### WRITTEN TASK
From the entries that follow, gather each line holding the word "this".

### WORKING DATA
####

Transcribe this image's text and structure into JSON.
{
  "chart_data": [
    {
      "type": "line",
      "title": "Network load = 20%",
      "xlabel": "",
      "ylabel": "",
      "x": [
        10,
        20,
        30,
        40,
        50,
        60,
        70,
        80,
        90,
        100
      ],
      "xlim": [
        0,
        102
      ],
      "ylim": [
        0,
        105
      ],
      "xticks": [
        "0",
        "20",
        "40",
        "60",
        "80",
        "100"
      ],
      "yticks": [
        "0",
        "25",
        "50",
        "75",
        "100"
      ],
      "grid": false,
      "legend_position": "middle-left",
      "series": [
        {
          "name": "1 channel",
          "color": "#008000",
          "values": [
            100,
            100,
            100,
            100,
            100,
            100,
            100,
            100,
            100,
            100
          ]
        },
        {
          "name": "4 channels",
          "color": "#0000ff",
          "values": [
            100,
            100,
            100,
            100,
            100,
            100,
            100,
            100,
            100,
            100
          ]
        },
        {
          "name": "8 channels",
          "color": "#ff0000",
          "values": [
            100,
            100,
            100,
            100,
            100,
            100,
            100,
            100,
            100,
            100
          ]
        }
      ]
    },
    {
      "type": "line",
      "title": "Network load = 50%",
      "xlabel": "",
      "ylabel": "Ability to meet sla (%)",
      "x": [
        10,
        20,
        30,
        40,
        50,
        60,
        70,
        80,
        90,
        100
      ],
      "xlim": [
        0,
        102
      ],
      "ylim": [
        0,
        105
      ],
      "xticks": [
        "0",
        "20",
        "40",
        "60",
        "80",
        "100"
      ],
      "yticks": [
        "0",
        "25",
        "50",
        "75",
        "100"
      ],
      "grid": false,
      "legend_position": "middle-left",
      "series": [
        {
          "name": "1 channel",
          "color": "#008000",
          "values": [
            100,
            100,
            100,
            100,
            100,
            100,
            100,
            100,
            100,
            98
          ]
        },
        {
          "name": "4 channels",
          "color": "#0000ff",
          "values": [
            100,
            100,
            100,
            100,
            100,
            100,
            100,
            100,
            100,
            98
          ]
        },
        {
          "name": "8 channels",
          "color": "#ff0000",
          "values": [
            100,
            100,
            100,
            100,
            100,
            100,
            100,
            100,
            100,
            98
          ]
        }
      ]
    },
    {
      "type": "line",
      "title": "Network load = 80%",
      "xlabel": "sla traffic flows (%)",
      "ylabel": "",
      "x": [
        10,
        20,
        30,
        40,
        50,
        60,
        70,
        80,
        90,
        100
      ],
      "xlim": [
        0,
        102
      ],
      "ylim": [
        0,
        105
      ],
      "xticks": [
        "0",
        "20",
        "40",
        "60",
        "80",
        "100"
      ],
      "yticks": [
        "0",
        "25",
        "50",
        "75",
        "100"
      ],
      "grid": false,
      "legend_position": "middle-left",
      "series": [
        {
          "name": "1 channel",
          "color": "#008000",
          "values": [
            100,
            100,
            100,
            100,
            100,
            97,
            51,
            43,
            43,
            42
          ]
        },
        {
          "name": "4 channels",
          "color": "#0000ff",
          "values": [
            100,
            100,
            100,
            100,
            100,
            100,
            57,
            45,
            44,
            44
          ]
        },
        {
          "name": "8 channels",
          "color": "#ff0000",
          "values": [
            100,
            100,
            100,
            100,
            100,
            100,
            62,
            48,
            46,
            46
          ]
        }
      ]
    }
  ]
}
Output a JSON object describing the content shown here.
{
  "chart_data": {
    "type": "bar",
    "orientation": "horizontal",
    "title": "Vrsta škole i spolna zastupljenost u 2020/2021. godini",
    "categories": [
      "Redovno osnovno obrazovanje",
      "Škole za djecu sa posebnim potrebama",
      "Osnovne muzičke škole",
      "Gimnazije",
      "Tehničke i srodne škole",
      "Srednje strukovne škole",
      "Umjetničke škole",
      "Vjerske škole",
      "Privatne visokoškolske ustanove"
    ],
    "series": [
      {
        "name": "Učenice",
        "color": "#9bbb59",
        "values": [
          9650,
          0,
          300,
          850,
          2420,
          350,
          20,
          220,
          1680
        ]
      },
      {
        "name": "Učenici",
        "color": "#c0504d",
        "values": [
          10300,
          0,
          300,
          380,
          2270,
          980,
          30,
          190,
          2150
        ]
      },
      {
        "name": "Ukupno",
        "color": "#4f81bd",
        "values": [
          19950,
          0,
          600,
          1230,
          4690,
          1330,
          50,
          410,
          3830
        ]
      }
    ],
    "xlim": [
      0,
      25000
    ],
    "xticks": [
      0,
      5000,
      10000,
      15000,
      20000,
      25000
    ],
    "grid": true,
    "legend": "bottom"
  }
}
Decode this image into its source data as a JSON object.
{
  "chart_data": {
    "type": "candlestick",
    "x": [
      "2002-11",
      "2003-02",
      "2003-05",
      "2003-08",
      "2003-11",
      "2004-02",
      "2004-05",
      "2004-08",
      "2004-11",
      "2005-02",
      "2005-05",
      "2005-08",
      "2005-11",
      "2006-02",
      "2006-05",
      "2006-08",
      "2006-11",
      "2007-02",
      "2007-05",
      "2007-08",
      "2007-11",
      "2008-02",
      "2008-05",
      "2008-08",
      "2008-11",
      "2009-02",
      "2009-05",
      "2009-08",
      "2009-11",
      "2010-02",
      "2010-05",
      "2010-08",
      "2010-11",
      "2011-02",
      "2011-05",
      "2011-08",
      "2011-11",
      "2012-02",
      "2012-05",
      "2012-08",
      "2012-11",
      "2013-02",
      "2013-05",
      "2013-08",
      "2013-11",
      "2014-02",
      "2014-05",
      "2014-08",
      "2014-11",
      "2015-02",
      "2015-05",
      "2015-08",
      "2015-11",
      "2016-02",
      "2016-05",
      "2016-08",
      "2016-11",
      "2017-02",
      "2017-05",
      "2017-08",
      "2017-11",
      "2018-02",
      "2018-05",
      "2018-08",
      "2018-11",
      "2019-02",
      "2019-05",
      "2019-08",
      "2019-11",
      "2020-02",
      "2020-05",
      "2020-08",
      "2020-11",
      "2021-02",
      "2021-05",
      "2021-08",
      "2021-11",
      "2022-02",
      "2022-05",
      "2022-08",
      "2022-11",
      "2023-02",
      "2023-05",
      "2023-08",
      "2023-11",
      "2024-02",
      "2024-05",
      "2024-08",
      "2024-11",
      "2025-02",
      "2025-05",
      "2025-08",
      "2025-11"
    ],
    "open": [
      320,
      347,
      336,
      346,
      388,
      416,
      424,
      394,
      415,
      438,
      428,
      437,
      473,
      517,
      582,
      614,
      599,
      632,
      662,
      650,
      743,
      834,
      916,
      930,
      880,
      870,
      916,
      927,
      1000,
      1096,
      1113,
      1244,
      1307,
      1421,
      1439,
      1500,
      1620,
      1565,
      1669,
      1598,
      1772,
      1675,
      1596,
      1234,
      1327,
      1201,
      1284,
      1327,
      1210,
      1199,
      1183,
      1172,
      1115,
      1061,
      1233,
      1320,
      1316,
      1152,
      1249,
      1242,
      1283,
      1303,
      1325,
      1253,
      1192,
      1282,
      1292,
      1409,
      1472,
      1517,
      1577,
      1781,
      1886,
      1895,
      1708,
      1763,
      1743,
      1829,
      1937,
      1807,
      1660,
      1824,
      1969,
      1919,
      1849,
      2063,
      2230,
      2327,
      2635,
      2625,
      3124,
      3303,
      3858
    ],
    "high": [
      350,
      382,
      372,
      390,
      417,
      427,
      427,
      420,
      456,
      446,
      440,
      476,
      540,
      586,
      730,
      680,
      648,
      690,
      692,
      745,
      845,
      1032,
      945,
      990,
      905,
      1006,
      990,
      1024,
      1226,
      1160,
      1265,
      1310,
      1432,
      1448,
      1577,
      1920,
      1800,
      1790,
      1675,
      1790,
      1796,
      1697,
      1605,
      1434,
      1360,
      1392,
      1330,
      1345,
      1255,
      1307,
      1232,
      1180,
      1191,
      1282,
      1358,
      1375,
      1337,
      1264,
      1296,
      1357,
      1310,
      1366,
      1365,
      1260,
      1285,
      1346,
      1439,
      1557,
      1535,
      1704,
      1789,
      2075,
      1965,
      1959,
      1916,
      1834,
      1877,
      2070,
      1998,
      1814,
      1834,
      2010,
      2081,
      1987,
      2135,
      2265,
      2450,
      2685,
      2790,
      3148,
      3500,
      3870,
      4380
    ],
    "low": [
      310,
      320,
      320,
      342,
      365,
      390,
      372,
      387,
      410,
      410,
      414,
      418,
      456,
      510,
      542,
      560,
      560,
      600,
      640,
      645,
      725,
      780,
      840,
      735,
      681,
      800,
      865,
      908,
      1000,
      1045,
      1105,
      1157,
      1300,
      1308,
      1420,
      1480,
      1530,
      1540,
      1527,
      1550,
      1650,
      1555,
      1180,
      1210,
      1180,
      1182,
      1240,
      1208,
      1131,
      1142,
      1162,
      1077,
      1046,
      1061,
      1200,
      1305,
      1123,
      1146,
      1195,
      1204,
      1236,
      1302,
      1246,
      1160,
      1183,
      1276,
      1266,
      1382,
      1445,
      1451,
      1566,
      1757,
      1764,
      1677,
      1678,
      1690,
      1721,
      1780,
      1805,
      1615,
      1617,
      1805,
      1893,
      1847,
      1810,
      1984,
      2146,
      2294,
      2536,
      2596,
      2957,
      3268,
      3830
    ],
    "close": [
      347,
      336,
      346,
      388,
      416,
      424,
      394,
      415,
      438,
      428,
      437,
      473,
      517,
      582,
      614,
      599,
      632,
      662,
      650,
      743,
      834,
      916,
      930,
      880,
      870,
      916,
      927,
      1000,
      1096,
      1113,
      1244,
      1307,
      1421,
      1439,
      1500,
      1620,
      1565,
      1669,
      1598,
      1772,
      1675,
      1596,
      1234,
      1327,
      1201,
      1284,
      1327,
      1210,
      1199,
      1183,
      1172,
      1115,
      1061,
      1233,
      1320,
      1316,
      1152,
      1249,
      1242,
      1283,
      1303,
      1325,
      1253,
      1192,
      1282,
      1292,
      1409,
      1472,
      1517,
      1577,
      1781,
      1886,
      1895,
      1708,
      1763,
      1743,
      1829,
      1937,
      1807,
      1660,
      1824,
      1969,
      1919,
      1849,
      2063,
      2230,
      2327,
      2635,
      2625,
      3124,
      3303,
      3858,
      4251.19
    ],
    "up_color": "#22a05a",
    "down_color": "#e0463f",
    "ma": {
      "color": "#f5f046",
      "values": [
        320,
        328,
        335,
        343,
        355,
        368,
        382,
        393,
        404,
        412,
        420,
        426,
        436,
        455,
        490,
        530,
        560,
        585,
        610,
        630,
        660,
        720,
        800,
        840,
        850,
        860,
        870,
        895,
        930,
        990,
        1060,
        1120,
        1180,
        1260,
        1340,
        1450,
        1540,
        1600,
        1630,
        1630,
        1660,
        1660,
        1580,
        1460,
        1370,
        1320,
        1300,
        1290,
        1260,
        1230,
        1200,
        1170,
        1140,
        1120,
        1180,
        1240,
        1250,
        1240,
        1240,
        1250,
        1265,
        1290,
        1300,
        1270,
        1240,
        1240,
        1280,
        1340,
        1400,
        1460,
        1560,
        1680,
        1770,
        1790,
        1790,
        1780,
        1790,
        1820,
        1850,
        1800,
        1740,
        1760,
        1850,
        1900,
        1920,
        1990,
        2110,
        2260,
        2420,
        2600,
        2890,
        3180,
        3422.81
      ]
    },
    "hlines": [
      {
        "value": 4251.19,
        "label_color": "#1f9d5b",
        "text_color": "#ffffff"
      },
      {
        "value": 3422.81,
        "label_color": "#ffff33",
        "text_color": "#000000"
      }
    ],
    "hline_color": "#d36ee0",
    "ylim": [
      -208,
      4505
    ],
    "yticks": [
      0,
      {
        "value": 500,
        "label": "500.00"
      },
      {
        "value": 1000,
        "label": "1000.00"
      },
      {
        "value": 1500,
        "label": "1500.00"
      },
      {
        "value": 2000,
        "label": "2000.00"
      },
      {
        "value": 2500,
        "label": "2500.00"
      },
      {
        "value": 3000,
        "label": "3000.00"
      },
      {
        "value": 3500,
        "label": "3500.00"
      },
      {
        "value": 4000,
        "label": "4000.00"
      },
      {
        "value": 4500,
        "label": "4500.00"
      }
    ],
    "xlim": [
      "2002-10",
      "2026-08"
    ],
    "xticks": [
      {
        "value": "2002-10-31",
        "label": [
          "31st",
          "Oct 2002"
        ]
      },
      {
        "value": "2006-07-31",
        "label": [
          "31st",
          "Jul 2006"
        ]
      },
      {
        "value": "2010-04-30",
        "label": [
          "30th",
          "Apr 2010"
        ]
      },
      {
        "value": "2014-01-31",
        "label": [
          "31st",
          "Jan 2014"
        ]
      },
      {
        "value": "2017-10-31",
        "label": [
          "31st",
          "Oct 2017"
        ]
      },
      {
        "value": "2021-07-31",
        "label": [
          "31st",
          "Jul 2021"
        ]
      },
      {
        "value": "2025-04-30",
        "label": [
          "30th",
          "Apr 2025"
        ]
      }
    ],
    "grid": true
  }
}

####

### FULL SOLUTION
Transcribe this image's text and structure into JSON.
Decode this image into its source data as a JSON object.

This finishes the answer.